Requests
1. Output the passage from the post about prioritizing FreedomBox apps that opens with the words containing "I think there" and closes with "master of none.", copying it character for character.
2. In the records, replace "peripheral device" with "accessory device" in the part that opens with the line containing "Patent image size: (816, 685)." and closes with the line containing "The image sensor 104 is at (590, 594).", leaving everything else unchanged. Give back only those lines.

Source passage
****************************************

Prioritizing certain apps over others to sell a "killer app" vision

I think there should be a prioritization of certain applications on Freedombox over other applications.

Pick an app like Synapse (matrix) and make it the “killer app” of Freedombox. Then advertise freedombox as simply the easiest way to have a free/open personal communication platform (even easier than setting it up on digital ocean).

Or pick an app like Photoprism and make it the google photos killer, for example.

I know that this is an open source project and thus people are just gonna work on whatever they feel like. But I don’t see a use for 80% of the software on freedombox. And the software that I would use on a daily (or hourly basis) receives minimal support.

Freedombox is a jack of all trades, master of none.

Pick a small number of use cases that affect normal people on a daily basis (intelligent photo management, messaging with friends, etc) and focus all efforts to make those particular use cases “best in class” experiences.


  • assess most common use cases
  • determine if use cases are already covered
    • if they are, determine how to improve them (use better apps, improve install experience, add plugins, etc)

****************************************

Raw records
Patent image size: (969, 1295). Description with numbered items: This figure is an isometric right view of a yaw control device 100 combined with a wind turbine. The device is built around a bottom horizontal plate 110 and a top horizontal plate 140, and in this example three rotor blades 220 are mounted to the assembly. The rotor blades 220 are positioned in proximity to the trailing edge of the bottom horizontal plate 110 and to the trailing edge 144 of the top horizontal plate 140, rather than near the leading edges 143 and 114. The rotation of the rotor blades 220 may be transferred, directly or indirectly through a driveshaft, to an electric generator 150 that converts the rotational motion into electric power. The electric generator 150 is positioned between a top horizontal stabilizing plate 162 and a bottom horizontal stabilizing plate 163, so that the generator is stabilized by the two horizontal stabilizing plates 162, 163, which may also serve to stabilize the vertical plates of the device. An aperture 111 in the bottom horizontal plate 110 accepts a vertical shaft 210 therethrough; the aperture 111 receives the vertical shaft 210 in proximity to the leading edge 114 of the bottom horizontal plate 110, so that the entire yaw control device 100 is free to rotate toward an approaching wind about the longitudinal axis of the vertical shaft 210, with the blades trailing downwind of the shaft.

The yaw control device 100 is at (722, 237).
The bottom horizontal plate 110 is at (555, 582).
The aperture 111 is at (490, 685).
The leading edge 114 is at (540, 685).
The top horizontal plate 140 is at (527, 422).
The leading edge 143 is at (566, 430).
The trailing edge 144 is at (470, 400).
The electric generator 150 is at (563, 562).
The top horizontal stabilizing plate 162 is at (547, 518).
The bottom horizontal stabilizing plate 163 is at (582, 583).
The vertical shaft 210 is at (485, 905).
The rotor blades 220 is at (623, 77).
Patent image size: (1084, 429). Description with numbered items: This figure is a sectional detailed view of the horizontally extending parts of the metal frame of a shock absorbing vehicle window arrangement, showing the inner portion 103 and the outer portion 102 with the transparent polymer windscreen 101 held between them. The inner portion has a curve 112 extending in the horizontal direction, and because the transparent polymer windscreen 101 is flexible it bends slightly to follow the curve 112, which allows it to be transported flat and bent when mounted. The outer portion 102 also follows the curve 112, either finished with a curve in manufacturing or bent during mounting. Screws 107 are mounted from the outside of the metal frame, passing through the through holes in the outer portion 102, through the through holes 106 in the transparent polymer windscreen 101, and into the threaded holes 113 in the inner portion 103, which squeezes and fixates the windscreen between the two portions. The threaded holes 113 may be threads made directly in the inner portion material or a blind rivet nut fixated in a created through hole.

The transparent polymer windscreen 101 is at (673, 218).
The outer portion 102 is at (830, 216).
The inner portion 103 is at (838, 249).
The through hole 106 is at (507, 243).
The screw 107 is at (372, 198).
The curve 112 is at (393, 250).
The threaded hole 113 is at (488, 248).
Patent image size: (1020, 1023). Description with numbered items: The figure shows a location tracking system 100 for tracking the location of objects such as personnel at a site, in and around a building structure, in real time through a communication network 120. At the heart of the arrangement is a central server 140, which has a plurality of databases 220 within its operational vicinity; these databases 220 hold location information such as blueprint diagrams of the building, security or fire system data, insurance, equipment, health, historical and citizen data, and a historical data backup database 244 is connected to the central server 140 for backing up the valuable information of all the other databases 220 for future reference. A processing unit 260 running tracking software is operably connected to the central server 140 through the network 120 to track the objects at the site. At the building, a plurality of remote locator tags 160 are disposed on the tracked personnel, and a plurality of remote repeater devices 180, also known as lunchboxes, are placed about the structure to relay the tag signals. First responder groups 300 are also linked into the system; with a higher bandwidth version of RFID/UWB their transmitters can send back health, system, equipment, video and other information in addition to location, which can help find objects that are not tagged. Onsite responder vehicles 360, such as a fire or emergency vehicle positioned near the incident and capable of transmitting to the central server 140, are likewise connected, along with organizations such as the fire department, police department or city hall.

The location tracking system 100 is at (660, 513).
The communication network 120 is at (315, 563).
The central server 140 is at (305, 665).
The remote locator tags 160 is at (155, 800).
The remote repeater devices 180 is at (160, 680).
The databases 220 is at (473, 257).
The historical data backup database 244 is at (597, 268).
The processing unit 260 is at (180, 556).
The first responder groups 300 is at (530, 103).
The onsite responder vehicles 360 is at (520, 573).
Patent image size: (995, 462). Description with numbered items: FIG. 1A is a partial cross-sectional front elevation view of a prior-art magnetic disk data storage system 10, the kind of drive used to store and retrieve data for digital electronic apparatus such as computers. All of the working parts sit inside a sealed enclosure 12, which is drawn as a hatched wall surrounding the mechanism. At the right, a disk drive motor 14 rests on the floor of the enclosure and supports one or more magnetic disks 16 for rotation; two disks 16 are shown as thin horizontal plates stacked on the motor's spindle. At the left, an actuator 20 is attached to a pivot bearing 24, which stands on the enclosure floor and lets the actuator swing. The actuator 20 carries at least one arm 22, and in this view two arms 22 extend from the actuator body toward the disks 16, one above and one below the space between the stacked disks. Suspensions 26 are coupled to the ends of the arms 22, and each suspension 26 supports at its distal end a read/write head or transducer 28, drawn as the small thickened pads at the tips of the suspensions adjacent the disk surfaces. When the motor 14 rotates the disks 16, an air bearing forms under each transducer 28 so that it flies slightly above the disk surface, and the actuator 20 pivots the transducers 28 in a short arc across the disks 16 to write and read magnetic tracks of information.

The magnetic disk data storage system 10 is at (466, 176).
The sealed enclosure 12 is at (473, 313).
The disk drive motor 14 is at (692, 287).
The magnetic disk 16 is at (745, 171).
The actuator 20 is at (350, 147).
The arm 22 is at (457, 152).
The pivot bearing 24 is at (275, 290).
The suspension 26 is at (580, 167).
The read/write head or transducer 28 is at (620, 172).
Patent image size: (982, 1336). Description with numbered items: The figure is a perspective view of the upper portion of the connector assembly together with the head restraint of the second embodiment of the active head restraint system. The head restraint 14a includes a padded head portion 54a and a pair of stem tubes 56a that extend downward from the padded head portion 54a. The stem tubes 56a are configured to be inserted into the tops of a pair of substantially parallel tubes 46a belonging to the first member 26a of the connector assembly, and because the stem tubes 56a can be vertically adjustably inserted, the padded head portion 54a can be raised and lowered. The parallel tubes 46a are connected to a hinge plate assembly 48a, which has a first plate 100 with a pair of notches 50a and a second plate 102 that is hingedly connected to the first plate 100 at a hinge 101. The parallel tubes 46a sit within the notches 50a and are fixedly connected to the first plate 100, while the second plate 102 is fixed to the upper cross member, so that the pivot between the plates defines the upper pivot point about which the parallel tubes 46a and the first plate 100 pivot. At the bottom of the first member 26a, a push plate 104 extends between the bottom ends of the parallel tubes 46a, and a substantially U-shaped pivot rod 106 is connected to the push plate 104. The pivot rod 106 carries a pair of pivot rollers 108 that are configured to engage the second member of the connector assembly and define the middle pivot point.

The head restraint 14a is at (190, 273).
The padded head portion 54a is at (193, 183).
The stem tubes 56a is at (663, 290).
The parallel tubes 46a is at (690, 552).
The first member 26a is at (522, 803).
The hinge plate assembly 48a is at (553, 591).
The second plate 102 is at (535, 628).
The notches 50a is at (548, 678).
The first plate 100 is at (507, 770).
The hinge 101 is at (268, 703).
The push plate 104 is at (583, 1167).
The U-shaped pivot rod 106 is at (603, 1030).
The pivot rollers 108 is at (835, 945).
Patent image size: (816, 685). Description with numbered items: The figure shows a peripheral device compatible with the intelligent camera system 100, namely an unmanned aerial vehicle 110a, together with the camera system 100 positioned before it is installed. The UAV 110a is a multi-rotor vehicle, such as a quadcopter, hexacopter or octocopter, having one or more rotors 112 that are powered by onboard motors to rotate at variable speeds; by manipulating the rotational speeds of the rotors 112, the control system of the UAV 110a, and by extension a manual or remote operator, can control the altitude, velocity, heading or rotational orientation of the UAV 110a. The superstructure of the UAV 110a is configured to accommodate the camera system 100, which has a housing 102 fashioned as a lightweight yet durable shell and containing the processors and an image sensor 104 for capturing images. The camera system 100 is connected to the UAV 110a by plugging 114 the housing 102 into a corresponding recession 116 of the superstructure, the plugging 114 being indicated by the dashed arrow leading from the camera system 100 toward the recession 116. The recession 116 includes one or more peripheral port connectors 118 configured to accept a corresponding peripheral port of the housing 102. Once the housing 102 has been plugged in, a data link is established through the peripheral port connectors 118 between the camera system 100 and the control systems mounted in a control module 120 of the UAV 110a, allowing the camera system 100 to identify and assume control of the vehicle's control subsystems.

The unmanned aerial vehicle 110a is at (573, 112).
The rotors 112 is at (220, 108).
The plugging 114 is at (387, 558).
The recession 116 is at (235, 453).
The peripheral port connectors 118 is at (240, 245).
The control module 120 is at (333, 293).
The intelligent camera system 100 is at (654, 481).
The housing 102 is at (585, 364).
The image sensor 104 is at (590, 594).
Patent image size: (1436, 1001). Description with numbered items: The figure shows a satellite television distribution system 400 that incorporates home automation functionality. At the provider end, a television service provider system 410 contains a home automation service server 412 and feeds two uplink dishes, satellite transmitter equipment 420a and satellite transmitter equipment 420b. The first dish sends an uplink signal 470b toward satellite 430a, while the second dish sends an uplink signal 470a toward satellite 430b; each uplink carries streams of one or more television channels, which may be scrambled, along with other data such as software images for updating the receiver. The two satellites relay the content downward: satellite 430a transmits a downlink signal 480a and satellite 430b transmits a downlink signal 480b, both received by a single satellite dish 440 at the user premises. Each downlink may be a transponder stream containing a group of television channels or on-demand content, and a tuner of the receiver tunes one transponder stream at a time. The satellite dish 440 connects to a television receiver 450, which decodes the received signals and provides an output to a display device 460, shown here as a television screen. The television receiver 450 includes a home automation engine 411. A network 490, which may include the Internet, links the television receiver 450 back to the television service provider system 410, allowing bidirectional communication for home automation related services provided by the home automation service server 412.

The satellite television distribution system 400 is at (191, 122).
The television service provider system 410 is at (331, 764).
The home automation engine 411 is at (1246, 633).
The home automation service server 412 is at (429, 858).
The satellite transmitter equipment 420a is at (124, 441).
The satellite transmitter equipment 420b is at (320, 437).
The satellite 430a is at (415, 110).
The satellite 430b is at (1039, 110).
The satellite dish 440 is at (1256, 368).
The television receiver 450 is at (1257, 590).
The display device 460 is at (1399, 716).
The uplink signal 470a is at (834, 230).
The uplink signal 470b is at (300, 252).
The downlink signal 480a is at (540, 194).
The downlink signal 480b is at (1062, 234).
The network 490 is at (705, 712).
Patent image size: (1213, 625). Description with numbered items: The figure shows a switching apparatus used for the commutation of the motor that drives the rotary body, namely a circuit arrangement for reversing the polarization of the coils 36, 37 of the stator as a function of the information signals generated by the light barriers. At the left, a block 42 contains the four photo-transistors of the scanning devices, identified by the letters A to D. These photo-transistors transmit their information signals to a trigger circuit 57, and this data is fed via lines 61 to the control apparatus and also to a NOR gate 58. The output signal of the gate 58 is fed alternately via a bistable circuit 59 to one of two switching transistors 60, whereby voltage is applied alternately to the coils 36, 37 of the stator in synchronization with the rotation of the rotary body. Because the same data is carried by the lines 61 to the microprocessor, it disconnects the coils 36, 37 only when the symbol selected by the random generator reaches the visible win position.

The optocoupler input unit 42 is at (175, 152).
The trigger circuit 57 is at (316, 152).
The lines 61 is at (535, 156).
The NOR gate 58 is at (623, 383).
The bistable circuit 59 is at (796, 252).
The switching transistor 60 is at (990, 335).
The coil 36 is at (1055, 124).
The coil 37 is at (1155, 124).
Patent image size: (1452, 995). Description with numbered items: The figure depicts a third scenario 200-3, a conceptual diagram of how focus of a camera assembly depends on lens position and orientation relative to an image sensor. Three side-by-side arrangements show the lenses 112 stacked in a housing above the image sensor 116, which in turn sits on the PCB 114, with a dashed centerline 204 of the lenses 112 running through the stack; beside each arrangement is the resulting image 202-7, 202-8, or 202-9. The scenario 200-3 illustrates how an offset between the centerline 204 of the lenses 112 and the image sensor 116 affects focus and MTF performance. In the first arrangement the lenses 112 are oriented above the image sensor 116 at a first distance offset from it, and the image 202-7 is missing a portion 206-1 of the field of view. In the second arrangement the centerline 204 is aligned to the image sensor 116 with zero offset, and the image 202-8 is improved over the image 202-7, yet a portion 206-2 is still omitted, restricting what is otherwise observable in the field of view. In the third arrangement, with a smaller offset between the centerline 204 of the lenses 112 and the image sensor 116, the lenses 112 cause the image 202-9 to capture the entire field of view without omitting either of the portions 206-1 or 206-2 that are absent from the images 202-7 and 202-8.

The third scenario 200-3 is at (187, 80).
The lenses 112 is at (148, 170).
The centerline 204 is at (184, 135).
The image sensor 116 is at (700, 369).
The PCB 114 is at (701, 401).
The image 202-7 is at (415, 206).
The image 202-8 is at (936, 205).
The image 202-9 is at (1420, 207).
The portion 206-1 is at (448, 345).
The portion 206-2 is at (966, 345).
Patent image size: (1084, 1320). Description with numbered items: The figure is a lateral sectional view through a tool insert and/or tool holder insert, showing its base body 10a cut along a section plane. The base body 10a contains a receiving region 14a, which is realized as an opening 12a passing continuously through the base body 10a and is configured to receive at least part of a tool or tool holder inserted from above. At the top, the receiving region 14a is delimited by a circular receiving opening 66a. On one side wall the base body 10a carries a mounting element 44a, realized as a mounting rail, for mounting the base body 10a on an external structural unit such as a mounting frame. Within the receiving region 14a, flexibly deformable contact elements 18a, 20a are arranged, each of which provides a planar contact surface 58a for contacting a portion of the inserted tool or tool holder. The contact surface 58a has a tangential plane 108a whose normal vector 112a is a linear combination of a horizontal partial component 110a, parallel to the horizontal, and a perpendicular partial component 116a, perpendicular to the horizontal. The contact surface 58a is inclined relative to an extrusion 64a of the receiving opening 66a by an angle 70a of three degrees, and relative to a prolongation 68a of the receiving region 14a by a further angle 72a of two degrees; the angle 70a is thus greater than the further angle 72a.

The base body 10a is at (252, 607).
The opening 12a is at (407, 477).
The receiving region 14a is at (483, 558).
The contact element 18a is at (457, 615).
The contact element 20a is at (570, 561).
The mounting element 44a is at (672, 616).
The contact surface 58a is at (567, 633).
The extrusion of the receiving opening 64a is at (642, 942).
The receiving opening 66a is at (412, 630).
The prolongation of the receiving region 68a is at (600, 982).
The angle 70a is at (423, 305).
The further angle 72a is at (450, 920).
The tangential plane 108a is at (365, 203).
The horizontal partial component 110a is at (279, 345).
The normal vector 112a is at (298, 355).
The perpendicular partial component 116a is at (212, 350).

****************************************

Answers by task
1.
I think there should be a prioritization of certain applications on Freedombox over other applications.

Pick an app like Synapse (matrix) and make it the “killer app” of Freedombox. Then advertise freedombox as simply the easiest way to have a free/open personal communication platform (even easier than setting it up on digital ocean).

Or pick an app like Photoprism and make it the google photos killer, for example.

I know that this is an open source project and thus people are just gonna work on whatever they feel like. But I don’t see a use for 80% of the software on freedombox. And the software that I would use on a daily (or hourly basis) receives minimal support.

Freedombox is a jack of all trades, master of none.

2.
Patent image size: (816, 685). Description with numbered items: The figure shows a accessory device compatible with the intelligent camera system 100, namely an unmanned aerial vehicle 110a, together with the camera system 100 positioned before it is installed. The UAV 110a is a multi-rotor vehicle, such as a quadcopter, hexacopter or octocopter, having one or more rotors 112 that are powered by onboard motors to rotate at variable speeds; by manipulating the rotational speeds of the rotors 112, the control system of the UAV 110a, and by extension a manual or remote operator, can control the altitude, velocity, heading or rotational orientation of the UAV 110a. The superstructure of the UAV 110a is configured to accommodate the camera system 100, which has a housing 102 fashioned as a lightweight yet durable shell and containing the processors and an image sensor 104 for capturing images. The camera system 100 is connected to the UAV 110a by plugging 114 the housing 102 into a corresponding recession 116 of the superstructure, the plugging 114 being indicated by the dashed arrow leading from the camera system 100 toward the recession 116. The recession 116 includes one or more peripheral port connectors 118 configured to accept a corresponding peripheral port of the housing 102. Once the housing 102 has been plugged in, a data link is established through the peripheral port connectors 118 between the camera system 100 and the control systems mounted in a control module 120 of the UAV 110a, allowing the camera system 100 to identify and assume control of the vehicle's control subsystems.

The unmanned aerial vehicle 110a is at (573, 112).
The rotors 112 is at (220, 108).
The plugging 114 is at (387, 558).
The recession 116 is at (235, 453).
The peripheral port connectors 118 is at (240, 245).
The control module 120 is at (333, 293).
The intelligent camera system 100 is at (654, 481).
The housing 102 is at (585, 364).
The image sensor 104 is at (590, 594).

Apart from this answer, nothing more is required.